Records shown:
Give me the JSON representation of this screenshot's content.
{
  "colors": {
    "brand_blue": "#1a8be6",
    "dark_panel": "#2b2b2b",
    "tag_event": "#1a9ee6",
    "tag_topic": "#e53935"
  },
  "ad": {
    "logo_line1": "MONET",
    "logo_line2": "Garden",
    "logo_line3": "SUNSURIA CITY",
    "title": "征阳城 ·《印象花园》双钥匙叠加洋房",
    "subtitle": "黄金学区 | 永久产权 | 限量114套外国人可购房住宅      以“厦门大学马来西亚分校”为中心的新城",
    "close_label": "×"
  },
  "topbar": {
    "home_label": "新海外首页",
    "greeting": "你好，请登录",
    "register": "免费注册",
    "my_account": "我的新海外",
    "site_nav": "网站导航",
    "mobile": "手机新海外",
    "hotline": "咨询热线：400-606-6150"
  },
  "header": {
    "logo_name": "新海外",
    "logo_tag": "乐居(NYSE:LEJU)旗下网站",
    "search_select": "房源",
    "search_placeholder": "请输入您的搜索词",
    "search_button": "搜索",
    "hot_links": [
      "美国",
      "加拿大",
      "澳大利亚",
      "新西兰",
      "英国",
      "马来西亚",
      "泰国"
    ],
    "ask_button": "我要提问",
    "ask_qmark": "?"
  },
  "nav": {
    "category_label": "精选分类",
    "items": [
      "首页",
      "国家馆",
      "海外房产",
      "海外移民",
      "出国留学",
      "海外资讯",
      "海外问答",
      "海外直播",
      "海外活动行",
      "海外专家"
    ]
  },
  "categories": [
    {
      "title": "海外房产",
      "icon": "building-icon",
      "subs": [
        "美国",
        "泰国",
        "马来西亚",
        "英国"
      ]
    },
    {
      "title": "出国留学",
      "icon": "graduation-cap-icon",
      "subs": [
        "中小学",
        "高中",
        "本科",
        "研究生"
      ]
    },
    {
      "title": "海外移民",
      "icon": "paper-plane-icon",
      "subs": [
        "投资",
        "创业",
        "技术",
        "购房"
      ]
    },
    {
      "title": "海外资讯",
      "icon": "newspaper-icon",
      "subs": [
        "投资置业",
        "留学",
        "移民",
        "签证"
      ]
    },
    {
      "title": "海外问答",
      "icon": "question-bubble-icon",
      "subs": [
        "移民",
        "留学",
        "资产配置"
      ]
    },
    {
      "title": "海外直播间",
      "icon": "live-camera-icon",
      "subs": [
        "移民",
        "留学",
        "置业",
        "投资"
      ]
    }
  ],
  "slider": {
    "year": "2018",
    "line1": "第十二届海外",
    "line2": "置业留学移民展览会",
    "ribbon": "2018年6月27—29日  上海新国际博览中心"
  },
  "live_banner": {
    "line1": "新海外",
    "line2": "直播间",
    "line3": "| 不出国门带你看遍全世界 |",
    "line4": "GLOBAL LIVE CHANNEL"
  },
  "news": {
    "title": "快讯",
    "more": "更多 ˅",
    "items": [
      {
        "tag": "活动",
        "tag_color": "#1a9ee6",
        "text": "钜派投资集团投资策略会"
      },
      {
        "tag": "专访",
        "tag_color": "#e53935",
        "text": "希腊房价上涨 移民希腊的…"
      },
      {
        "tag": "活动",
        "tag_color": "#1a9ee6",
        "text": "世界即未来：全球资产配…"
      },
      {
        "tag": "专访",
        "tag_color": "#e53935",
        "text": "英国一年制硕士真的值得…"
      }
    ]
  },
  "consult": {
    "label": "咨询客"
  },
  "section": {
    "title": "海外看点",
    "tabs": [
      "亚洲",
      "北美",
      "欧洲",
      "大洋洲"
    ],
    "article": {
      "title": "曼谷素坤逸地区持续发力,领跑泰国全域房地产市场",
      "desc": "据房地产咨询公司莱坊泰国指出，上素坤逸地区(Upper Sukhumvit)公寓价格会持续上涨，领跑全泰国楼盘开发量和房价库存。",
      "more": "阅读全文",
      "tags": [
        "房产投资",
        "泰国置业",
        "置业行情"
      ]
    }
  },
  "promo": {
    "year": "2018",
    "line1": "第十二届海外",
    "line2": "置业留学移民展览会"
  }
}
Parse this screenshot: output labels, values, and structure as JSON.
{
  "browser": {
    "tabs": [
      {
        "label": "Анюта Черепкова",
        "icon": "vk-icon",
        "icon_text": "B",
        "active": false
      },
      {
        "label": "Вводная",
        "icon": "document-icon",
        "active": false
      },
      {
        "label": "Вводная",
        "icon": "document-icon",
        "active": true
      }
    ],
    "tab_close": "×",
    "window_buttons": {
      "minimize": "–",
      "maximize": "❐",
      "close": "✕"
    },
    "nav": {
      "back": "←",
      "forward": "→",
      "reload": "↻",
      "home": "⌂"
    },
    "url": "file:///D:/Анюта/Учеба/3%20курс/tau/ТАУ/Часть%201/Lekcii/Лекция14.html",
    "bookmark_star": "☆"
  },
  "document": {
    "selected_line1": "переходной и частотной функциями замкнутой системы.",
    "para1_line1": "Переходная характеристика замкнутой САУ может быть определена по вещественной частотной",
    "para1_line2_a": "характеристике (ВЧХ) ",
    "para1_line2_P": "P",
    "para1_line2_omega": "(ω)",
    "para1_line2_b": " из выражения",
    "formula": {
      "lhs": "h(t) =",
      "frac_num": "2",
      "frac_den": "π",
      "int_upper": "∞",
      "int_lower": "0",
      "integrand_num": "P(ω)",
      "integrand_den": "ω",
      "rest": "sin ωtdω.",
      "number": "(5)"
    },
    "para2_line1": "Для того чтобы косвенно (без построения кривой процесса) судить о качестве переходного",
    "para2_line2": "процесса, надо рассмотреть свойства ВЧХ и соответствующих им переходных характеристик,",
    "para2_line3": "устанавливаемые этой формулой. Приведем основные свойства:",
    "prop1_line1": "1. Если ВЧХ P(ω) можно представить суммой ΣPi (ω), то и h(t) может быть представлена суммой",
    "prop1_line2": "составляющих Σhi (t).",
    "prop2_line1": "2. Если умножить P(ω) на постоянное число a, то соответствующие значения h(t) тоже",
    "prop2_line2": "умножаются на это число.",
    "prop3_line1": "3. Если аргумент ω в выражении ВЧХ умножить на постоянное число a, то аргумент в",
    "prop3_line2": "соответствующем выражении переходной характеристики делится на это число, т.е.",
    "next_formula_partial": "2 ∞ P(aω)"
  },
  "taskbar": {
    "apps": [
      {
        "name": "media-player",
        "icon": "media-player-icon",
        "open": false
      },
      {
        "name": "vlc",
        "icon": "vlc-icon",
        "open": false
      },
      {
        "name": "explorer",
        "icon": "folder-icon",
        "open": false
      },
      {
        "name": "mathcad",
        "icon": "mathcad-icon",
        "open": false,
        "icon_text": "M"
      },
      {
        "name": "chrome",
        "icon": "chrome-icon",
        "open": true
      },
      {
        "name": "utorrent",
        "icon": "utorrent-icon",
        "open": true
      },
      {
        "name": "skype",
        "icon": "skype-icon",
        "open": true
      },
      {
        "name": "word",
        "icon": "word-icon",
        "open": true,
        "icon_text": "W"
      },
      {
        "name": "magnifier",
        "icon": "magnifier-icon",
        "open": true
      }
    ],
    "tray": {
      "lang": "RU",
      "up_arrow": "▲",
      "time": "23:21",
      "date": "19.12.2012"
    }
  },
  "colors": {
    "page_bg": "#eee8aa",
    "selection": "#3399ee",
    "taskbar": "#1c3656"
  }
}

Task requirements: Quote each line above in full, word for word.

Result of the exercise:
Give me the JSON representation of this screenshot's content.
{
  "colors": {
    "brand_blue": "#1a8be6",
    "dark_panel": "#2b2b2b",
    "tag_event": "#1a9ee6",
    "tag_topic": "#e53935"
  },
  "ad": {
    "logo_line1": "MONET",
    "logo_line2": "Garden",
    "logo_line3": "SUNSURIA CITY",
    "title": "征阳城 ·《印象花园》双钥匙叠加洋房",
    "subtitle": "黄金学区 | 永久产权 | 限量114套外国人可购房住宅      以“厦门大学马来西亚分校”为中心的新城",
    "close_label": "×"
  },
  "topbar": {
    "home_label": "新海外首页",
    "greeting": "你好，请登录",
    "register": "免费注册",
    "my_account": "我的新海外",
    "site_nav": "网站导航",
    "mobile": "手机新海外",
    "hotline": "咨询热线：400-606-6150"
  },
  "header": {
    "logo_name": "新海外",
    "logo_tag": "乐居(NYSE:LEJU)旗下网站",
    "search_select": "房源",
    "search_placeholder": "请输入您的搜索词",
    "search_button": "搜索",
    "hot_links": [
      "美国",
      "加拿大",
      "澳大利亚",
      "新西兰",
      "英国",
      "马来西亚",
      "泰国"
    ],
    "ask_button": "我要提问",
    "ask_qmark": "?"
  },
  "nav": {
    "category_label": "精选分类",
    "items": [
      "首页",
      "国家馆",
      "海外房产",
      "海外移民",
      "出国留学",
      "海外资讯",
      "海外问答",
      "海外直播",
      "海外活动行",
      "海外专家"
    ]
  },
  "categories": [
    {
      "title": "海外房产",
      "icon": "building-icon",
      "subs": [
        "美国",
        "泰国",
        "马来西亚",
        "英国"
      ]
    },
    {
      "title": "出国留学",
      "icon": "graduation-cap-icon",
      "subs": [
        "中小学",
        "高中",
        "本科",
        "研究生"
      ]
    },
    {
      "title": "海外移民",
      "icon": "paper-plane-icon",
      "subs": [
        "投资",
        "创业",
        "技术",
        "购房"
      ]
    },
    {
      "title": "海外资讯",
      "icon": "newspaper-icon",
      "subs": [
        "投资置业",
        "留学",
        "移民",
        "签证"
      ]
    },
    {
      "title": "海外问答",
      "icon": "question-bubble-icon",
      "subs": [
        "移民",
        "留学",
        "资产配置"
      ]
    },
    {
      "title": "海外直播间",
      "icon": "live-camera-icon",
      "subs": [
        "移民",
        "留学",
        "置业",
        "投资"
      ]
    }
  ],
  "slider": {
    "year": "2018",
    "line1": "第十二届海外",
    "line2": "置业留学移民展览会",
    "ribbon": "2018年6月27—29日  上海新国际博览中心"
  },
  "live_banner": {
    "line1": "新海外",
    "line2": "直播间",
    "line3": "| 不出国门带你看遍全世界 |",
    "line4": "GLOBAL LIVE CHANNEL"
  },
  "news": {
    "title": "快讯",
    "more": "更多 ˅",
    "items": [
      {
        "tag": "活动",
        "tag_color": "#1a9ee6",
        "text": "钜派投资集团投资策略会"
      },
      {
        "tag": "专访",
        "tag_color": "#e53935",
        "text": "希腊房价上涨 移民希腊的…"
      },
      {
        "tag": "活动",
        "tag_color": "#1a9ee6",
        "text": "世界即未来：全球资产配…"
      },
      {
        "tag": "专访",
        "tag_color": "#e53935",
        "text": "英国一年制硕士真的值得…"
      }
    ]
  },
  "consult": {
    "label": "咨询客"
  },
  "section": {
    "title": "海外看点",
    "tabs": [
      "亚洲",
      "北美",
      "欧洲",
      "大洋洲"
    ],
    "article": {
      "title": "曼谷素坤逸地区持续发力,领跑泰国全域房地产市场",
      "desc": "据房地产咨询公司莱坊泰国指出，上素坤逸地区(Upper Sukhumvit)公寓价格会持续上涨，领跑全泰国楼盘开发量和房价库存。",
      "more": "阅读全文",
      "tags": [
        "房产投资",
        "泰国置业",
        "置业行情"
      ]
    }
  },
  "promo": {
    "year": "2018",
    "line1": "第十二届海外",
    "line2": "置业留学移民展览会"
  }
}
Parse this screenshot: output labels, values, and structure as JSON.
{
  "browser": {
    "tabs": [
      {
        "label": "Анюта Черепкова",
        "icon": "vk-icon",
        "icon_text": "B",
        "active": false
      },
      {
        "label": "Вводная",
        "icon": "document-icon",
        "active": false
      },
      {
        "label": "Вводная",
        "icon": "document-icon",
        "active": true
      }
    ],
    "tab_close": "×",
    "window_buttons": {
      "minimize": "–",
      "maximize": "❐",
      "close": "✕"
    },
    "nav": {
      "back": "←",
      "forward": "→",
      "reload": "↻",
      "home": "⌂"
    },
    "url": "file:///D:/Анюта/Учеба/3%20курс/tau/ТАУ/Часть%201/Lekcii/Лекция14.html",
    "bookmark_star": "☆"
  },
  "document": {
    "selected_line1": "переходной и частотной функциями замкнутой системы.",
    "para1_line1": "Переходная характеристика замкнутой САУ может быть определена по вещественной частотной",
    "para1_line2_a": "характеристике (ВЧХ) ",
    "para1_line2_P": "P",
    "para1_line2_omega": "(ω)",
    "para1_line2_b": " из выражения",
    "formula": {
      "lhs": "h(t) =",
      "frac_num": "2",
      "frac_den": "π",
      "int_upper": "∞",
      "int_lower": "0",
      "integrand_num": "P(ω)",
      "integrand_den": "ω",
      "rest": "sin ωtdω.",
      "number": "(5)"
    },
    "para2_line1": "Для того чтобы косвенно (без построения кривой процесса) судить о качестве переходного",
    "para2_line2": "процесса, надо рассмотреть свойства ВЧХ и соответствующих им переходных характеристик,",
    "para2_line3": "устанавливаемые этой формулой. Приведем основные свойства:",
    "prop1_line1": "1. Если ВЧХ P(ω) можно представить суммой ΣPi (ω), то и h(t) может быть представлена суммой",
    "prop1_line2": "составляющих Σhi (t).",
    "prop2_line1": "2. Если умножить P(ω) на постоянное число a, то соответствующие значения h(t) тоже",
    "prop2_line2": "умножаются на это число.",
    "prop3_line1": "3. Если аргумент ω в выражении ВЧХ умножить на постоянное число a, то аргумент в",
    "prop3_line2": "соответствующем выражении переходной характеристики делится на это число, т.е.",
    "next_formula_partial": "2 ∞ P(aω)"
  },
  "taskbar": {
    "apps": [
      {
        "name": "media-player",
        "icon": "media-player-icon",
        "open": false
      },
      {
        "name": "vlc",
        "icon": "vlc-icon",
        "open": false
      },
      {
        "name": "explorer",
        "icon": "folder-icon",
        "open": false
      },
      {
        "name": "mathcad",
        "icon": "mathcad-icon",
        "open": false,
        "icon_text": "M"
      },
      {
        "name": "chrome",
        "icon": "chrome-icon",
        "open": true
      },
      {
        "name": "utorrent",
        "icon": "utorrent-icon",
        "open": true
      },
      {
        "name": "skype",
        "icon": "skype-icon",
        "open": true
      },
      {
        "name": "word",
        "icon": "word-icon",
        "open": true,
        "icon_text": "W"
      },
      {
        "name": "magnifier",
        "icon": "magnifier-icon",
        "open": true
      }
    ],
    "tray": {
      "lang": "RU",
      "up_arrow": "▲",
      "time": "23:21",
      "date": "19.12.2012"
    }
  },
  "colors": {
    "page_bg": "#eee8aa",
    "selection": "#3399ee",
    "taskbar": "#1c3656"
  }
}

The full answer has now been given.